§ Given information
■ ■ ■ ■ ■ ■ ■
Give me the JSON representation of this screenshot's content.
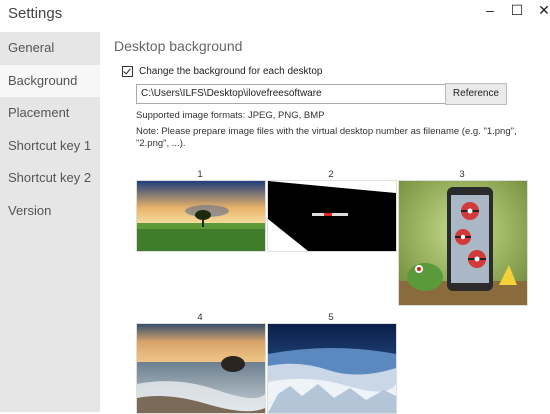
{
  "window": {
    "title": "Settings",
    "minimize_glyph": "–",
    "maximize_glyph": "☐",
    "close_glyph": "✕"
  },
  "sidebar": {
    "items": [
      {
        "label": "General"
      },
      {
        "label": "Background",
        "active": true
      },
      {
        "label": "Placement"
      },
      {
        "label": "Shortcut key 1"
      },
      {
        "label": "Shortcut key 2"
      },
      {
        "label": "Version"
      }
    ]
  },
  "main": {
    "heading": "Desktop background",
    "checkbox_label": "Change the background for each desktop",
    "checkbox_checked": true,
    "path_value": "C:\\Users\\ILFS\\Desktop\\ilovefreesoftware",
    "reference_button": "Reference",
    "formats_text": "Supported image formats: JPEG, PNG, BMP",
    "note_text": "Note: Please prepare image files with the virtual desktop number as filename (e.g. \"1.png\", \"2.png\", ...).",
    "thumbnails": [
      {
        "number": "1"
      },
      {
        "number": "2"
      },
      {
        "number": "3"
      },
      {
        "number": "4"
      },
      {
        "number": "5"
      }
    ]
  },
  "colors": {
    "sidebar_bg": "#e6e6e6",
    "sidebar_active_bg": "#f7f7f7",
    "accent": "#0078d7"
  }
}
■ ■ ■ ■ ■ ■ ■
§ Required task
Retype all the records shown above, character for character. Omit every picture.

§ The answer
Give me the JSON representation of this screenshot's content.
{
  "window": {
    "title": "Settings",
    "minimize_glyph": "–",
    "maximize_glyph": "☐",
    "close_glyph": "✕"
  },
  "sidebar": {
    "items": [
      {
        "label": "General"
      },
      {
        "label": "Background",
        "active": true
      },
      {
        "label": "Placement"
      },
      {
        "label": "Shortcut key 1"
      },
      {
        "label": "Shortcut key 2"
      },
      {
        "label": "Version"
      }
    ]
  },
  "main": {
    "heading": "Desktop background",
    "checkbox_label": "Change the background for each desktop",
    "checkbox_checked": true,
    "path_value": "C:\\Users\\ILFS\\Desktop\\ilovefreesoftware",
    "reference_button": "Reference",
    "formats_text": "Supported image formats: JPEG, PNG, BMP",
    "note_text": "Note: Please prepare image files with the virtual desktop number as filename (e.g. \"1.png\", \"2.png\", ...).",
    "thumbnails": [
      {
        "number": "1"
      },
      {
        "number": "2"
      },
      {
        "number": "3"
      },
      {
        "number": "4"
      },
      {
        "number": "5"
      }
    ]
  },
  "colors": {
    "sidebar_bg": "#e6e6e6",
    "sidebar_active_bg": "#f7f7f7",
    "accent": "#0078d7"
  }
}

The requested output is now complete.